| STATED PROBLEM A |
In the Christmas movies post, on what date was "The Good the Bad and the Ugly" released in Italy?

| READING TEXT |

Friday, December 8, 2017

Christmas Movies: The Good, the Bad and the Ugly

Bad title for the post, I know. Of course, "The Good the Bad and the Ugly" is not a Christmas movie. It was released on December 23 in Italy, so I guess there could be an augment made for including it a list of "Christmas movies," but that would be dumb. Plus, if you have to put quotation marks around the term Christmas movie in order to describe it as one, then it shouldn't be considered as one. Many movies released during the holiday season are not Christmas movies at all. Christmas is simply a time when many people head out to the cinema during their time off or to get away from the in-laws. Box office matters in the movie biz and big movies get a place on the schedule. Okay...blah, blah, blah.

I love movies. All kinds of movies. There are good movies, bad movies, and merely mediocre movies. There are how-did-this-POS-ever-get-made movies and OMG-I-have-to-see-this-again-right-now movies. There are awful movies with brilliant performances in them. There are movies that we enjoy very much even though we know they are not very good. There are movies we hate even though Rotten Tomatoes tells us the critics LOVE them and our film snob friends tell us they are the best movies of all time and the 22 year old director with the silly hair is a genius. Movies, like all art, are subjective. I get it. But Christmas movies have rules.

Yes, they do.

For example (these may seem harsh to some), here are some things NOT allowed in Christmas movies. Let's not even call them rules, okay? Let call them guidelines.
  • A Christmas movie cannot be an action movie. Sorry, "Die Hard" is not a Christmas movie. No. No it is not. It is set during Christmas. But that is the only thing Christmasy about it. You may watch it during Christmas. It may have a Christmas song at the very end. Not a Christmas movie. I really like Die Hard, but no. Batman Returns? Hell no. Let's call these kind of movies, "Christmas Adjacent."
  • A Christmas movie cannot be a concept movie dressed up as a Christmas movie in order to capitalize on the idea of being a Christmas movie. Bad Santa is not a Christmas movie. Hold on, hold on - I know it was a pretty successful, R rated, black comedy that lots of people liked, but that doesn't cut the pudding. You cannot share it with your kids and grand kids. Well, you could, but then I'd have to cal social services on you. 
  • Just having a Santa Claus character in it doesn't automatically make it a Christmas movie. Also, having cute girls in Santa outfits dancing to "Jingle Bell Rock," doesn't magically elevate Mean Girls to Classic Christmas Movie status. That is cheating. Or marketing. Might be marketing.
  • Horror movies cannot be Christmas movies. Just no. Admit it, I'm right on this. Watch them at Halloween? Fine. Dress up as Scary Santa or Ax Murderer Rudolph. Great, whatever flies your sleigh (slay?) Just don't think they should be played every single Christmas while the family is over for pie and wassail. 
  • Any movie with the characters of Pee Wee Herman or Ernest P. Worrell are not Christmas movies. Full stop. You know it, I know it, we all know it. Let's make sure that never happens again, please Hollywood.
I cannot just list everything that Christmas movies aren't. Besides, you'll get used to knowing a real Christmas movie when you see one. This is just the high level stuff that you need to know now that you are getting serious about the subject.

| STATED PROBLEM B |
Please rewrite the rows starting with the line with "question-2-line: strengths and" and going on through the line with "answer-line: for the", replacing "Gandhi" with "Mohandas Gandhi" and leaving everything else unchanged. Give only those rows.

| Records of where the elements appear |
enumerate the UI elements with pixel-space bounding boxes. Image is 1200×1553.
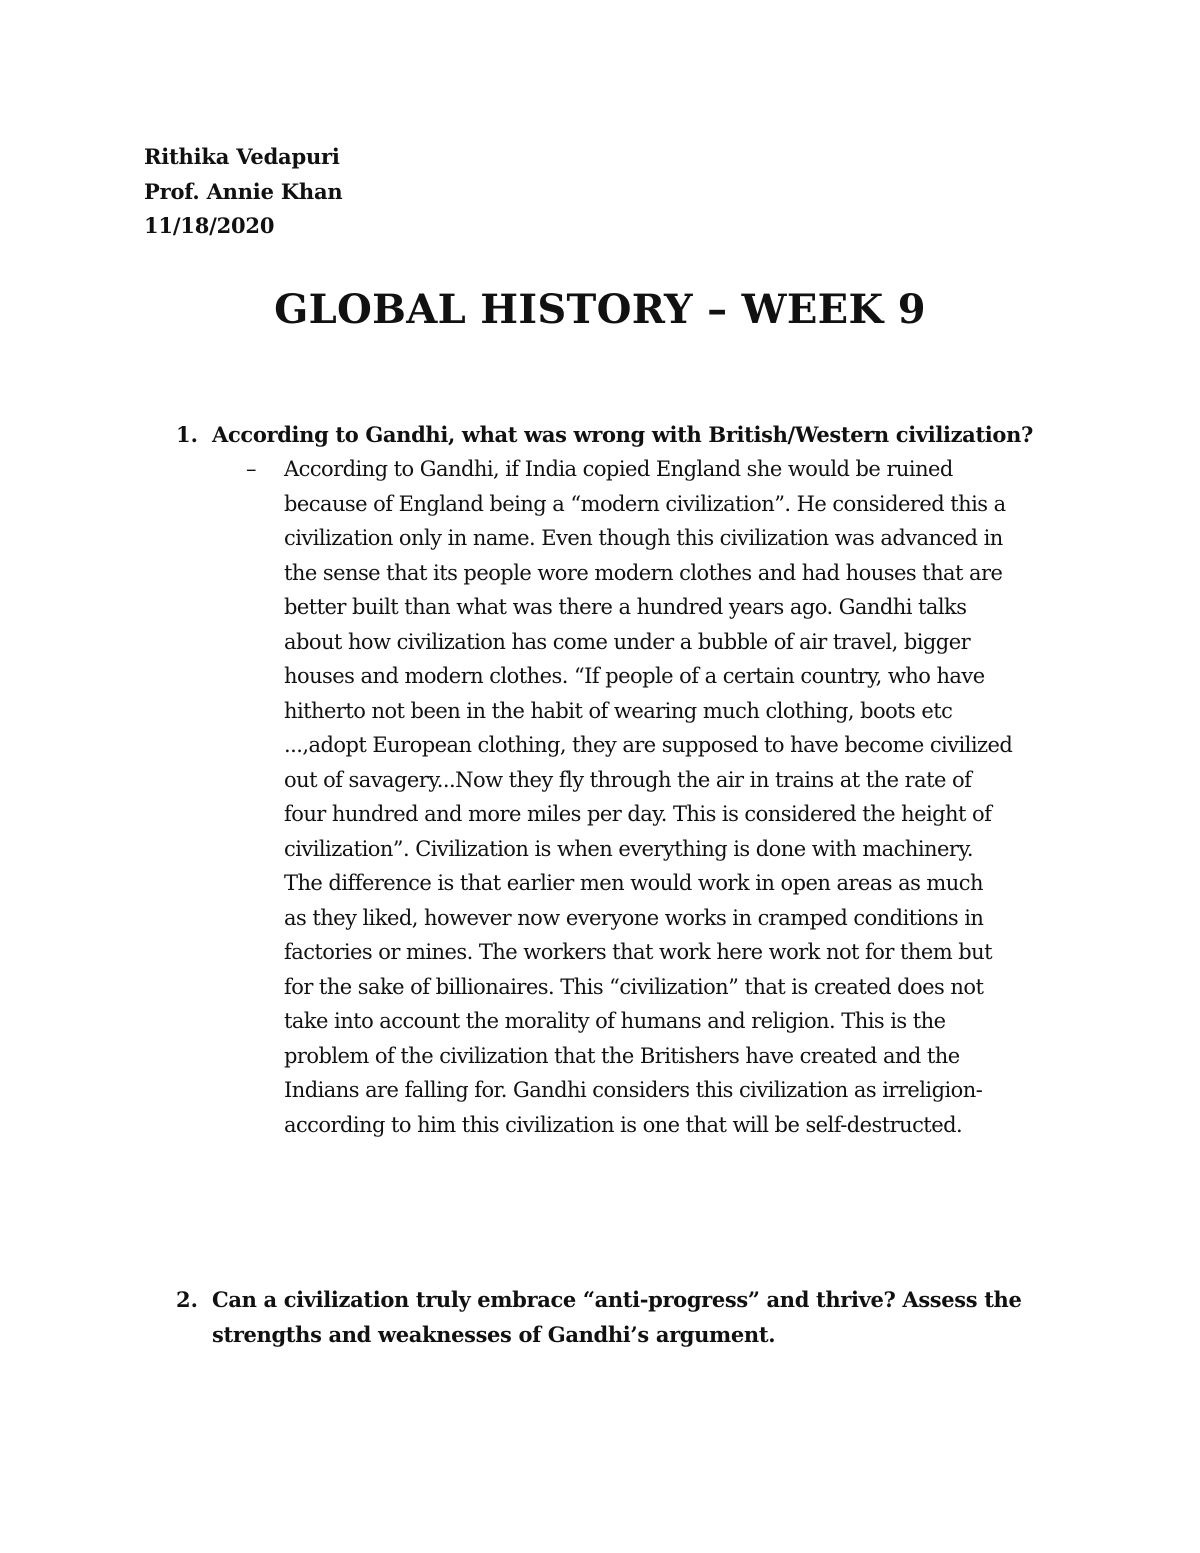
question-2-line: strengths and weaknesses of Gandhi’s argument. — [212, 1321, 776, 1347]
answer-line: civilization only in name. Even though this civilization was advanced in — [284, 526, 1003, 550]
question-2-text — [212, 1283, 1062, 1352]
header-block — [144, 140, 342, 244]
answer-line: hitherto not been in the habit of wearing much clothing, boots etc — [284, 698, 953, 723]
answer-line: problem of the civilization that the Britishers have created and the — [284, 1043, 960, 1068]
answer-line: better built than what was there a hundred years ago. Gandhi talks — [284, 595, 967, 619]
question-1-text: According to Gandhi, what was wrong with British/Western civilization? — [212, 422, 1033, 447]
answer-line: take into account the morality of humans and religion. This is the — [284, 1009, 946, 1033]
question-2-number: 2. — [176, 1287, 198, 1312]
answer-1-bullet: – — [246, 457, 257, 481]
answer-line: about how civilization has come under a bubble of air travel, bigger — [284, 629, 971, 654]
answer-line: because of England being a “modern civilization”. He considered this a — [284, 491, 1006, 516]
professor-name: Prof. Annie Khan — [144, 178, 343, 204]
answer-line: civilization”. Civilization is when everything is done with machinery. — [284, 836, 973, 861]
question-2-line: Can a civilization truly embrace “anti-progress” and thrive? Assess the — [212, 1287, 1022, 1312]
answer-1-text — [284, 452, 1074, 1142]
answer-line: four hundred and more miles per day. This is considered the height of — [284, 802, 992, 826]
answer-line: the sense that its people wore modern clothes and had houses that are — [284, 560, 1003, 585]
answer-line: for the sake of billionaires. This “civilization” that is created does not — [284, 974, 984, 999]
answer-line: The difference is that earlier men would work in open areas as much — [284, 871, 983, 895]
answer-line: Indians are falling for. Gandhi considers this civilization as irreligion- — [284, 1078, 983, 1102]
answer-line: houses and modern clothes. “If people of a certain country, who have — [284, 664, 985, 688]
student-name: Rithika Vedapuri — [144, 144, 340, 169]
answer-line: ...,adopt European clothing, they are supposed to have become civilized — [284, 733, 1013, 757]
date: 11/18/2020 — [144, 213, 275, 238]
question-1-number: 1. — [176, 422, 198, 447]
answer-line: out of savagery...Now they fly through the air in trains at the rate of — [284, 767, 972, 792]
answer-line: according to him this civilization is one that will be self-destructed. — [284, 1112, 963, 1137]
answer-line: According to Gandhi, if India copied England she would be ruined — [284, 457, 953, 481]
document-title: GLOBAL HISTORY – WEEK 9 — [274, 286, 926, 333]
answer-line: as they liked, however now everyone works in cramped conditions in — [284, 905, 984, 930]
answer-line: factories or mines. The workers that work here work not for them but — [284, 940, 992, 964]
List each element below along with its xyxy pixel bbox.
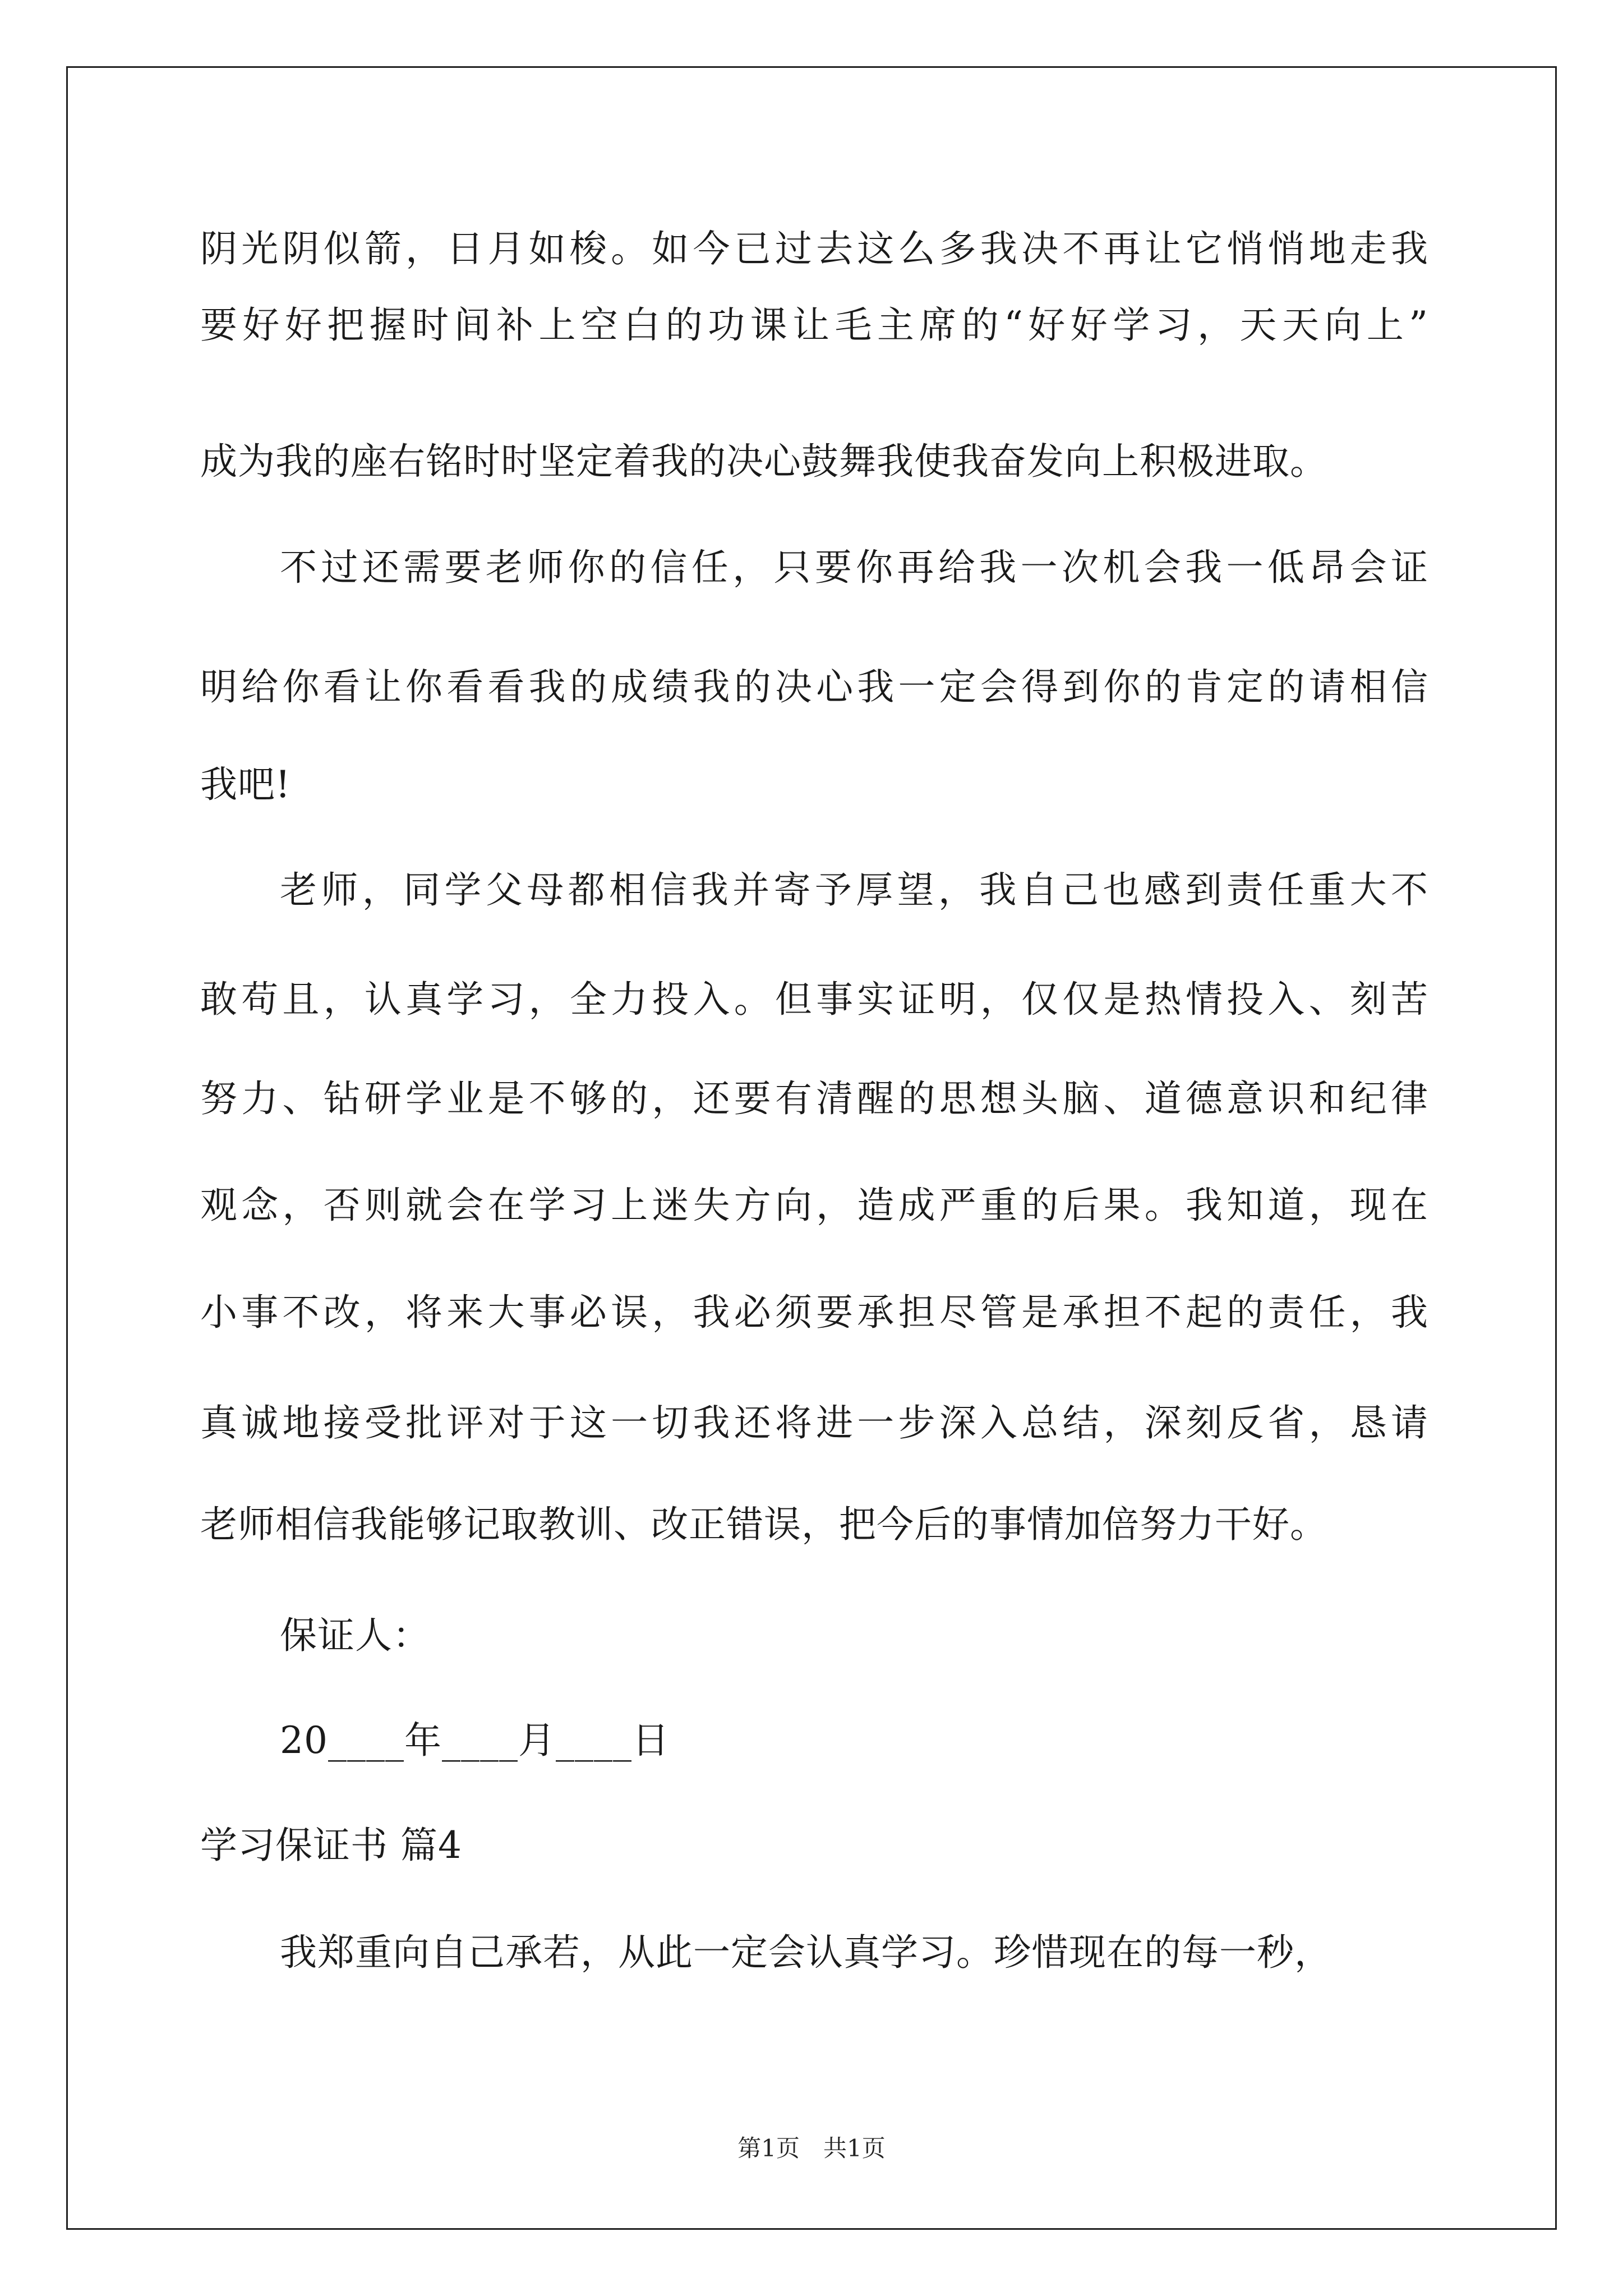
text-line: 阴光阴似箭，日月如梭。如今已过去这么多我决不再让它悄悄地走我 bbox=[200, 227, 1428, 270]
page-border bbox=[66, 66, 1557, 2230]
text-line: 不过还需要老师你的信任，只要你再给我一次机会我一低昂会证 bbox=[280, 546, 1428, 589]
text-line: 努力、钻研学业是不够的，还要有清醒的思想头脑、道德意识和纪律 bbox=[200, 1077, 1428, 1120]
text-line: 我郑重向自己承若，从此一定会认真学习。珍惜现在的每一秒， bbox=[280, 1931, 1332, 1974]
text-line: 真诚地接受批评对于这一切我还将进一步深入总结，深刻反省，恳请 bbox=[200, 1401, 1428, 1444]
text-line: 敢苟且，认真学习，全力投入。但事实证明，仅仅是热情投入、刻苦 bbox=[200, 978, 1428, 1021]
page-footer: 第1页 共1页 bbox=[737, 2134, 886, 2162]
text-line: 老师，同学父母都相信我并寄予厚望，我自己也感到责任重大不 bbox=[280, 868, 1428, 912]
text-line: 观念，否则就会在学习上迷失方向，造成严重的后果。我知道，现在 bbox=[200, 1184, 1428, 1227]
text-line: 我吧! bbox=[200, 763, 291, 806]
text-line: 小事不改，将来大事必误，我必须要承担尽管是承担不起的责任，我 bbox=[200, 1291, 1428, 1334]
guarantor-label: 保证人： bbox=[280, 1614, 430, 1657]
text-line: 老师相信我能够记取教训、改正错误，把今后的事情加倍努力干好。 bbox=[200, 1503, 1327, 1546]
text-line: 成为我的座右铭时时坚定着我的决心鼓舞我使我奋发向上积极进取。 bbox=[200, 440, 1327, 483]
text-line: 要好好把握时间补上空白的功课让毛主席的“好好学习，天天向上” bbox=[200, 303, 1428, 347]
section-title: 学习保证书 篇4 bbox=[200, 1824, 462, 1867]
signature-date: 20____年____月____日 bbox=[280, 1719, 670, 1762]
text-line: 明给你看让你看看我的成绩我的决心我一定会得到你的肯定的请相信 bbox=[200, 665, 1428, 708]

| COMPLETE OUTPUT A |
December 23.

| COMPLETE OUTPUT B |
question-2-line: strengths and weaknesses of Mohandas Gandhi’s argument. — [212, 1321, 776, 1347]
answer-line: civilization only in name. Even though this civilization was advanced in — [284, 526, 1003, 550]
question-2-text — [212, 1283, 1062, 1352]
header-block — [144, 140, 342, 244]
answer-line: hitherto not been in the habit of wearing much clothing, boots etc — [284, 698, 953, 723]
answer-line: problem of the civilization that the Britishers have created and the — [284, 1043, 960, 1068]
answer-line: better built than what was there a hundred years ago. Mohandas Gandhi talks — [284, 595, 967, 619]
question-1-text: According to Mohandas Gandhi, what was wrong with British/Western civilization? — [212, 422, 1033, 447]
answer-line: take into account the morality of humans and religion. This is the — [284, 1009, 946, 1033]
question-2-number: 2. — [176, 1287, 198, 1312]
answer-1-bullet: – — [246, 457, 257, 481]
answer-line: about how civilization has come under a bubble of air travel, bigger — [284, 629, 971, 654]
answer-line: because of England being a “modern civilization”. He considered this a — [284, 491, 1006, 516]
professor-name: Prof. Annie Khan — [144, 178, 343, 204]
answer-line: civilization”. Civilization is when everything is done with machinery. — [284, 836, 973, 861]
question-2-line: Can a civilization truly embrace “anti-progress” and thrive? Assess the — [212, 1287, 1022, 1312]
answer-1-text — [284, 452, 1074, 1142]
answer-line: four hundred and more miles per day. This is considered the height of — [284, 802, 992, 826]
answer-line: the sense that its people wore modern clothes and had houses that are — [284, 560, 1003, 585]
answer-line: for the sake of billionaires. This “civilization” that is created does not — [284, 974, 984, 999]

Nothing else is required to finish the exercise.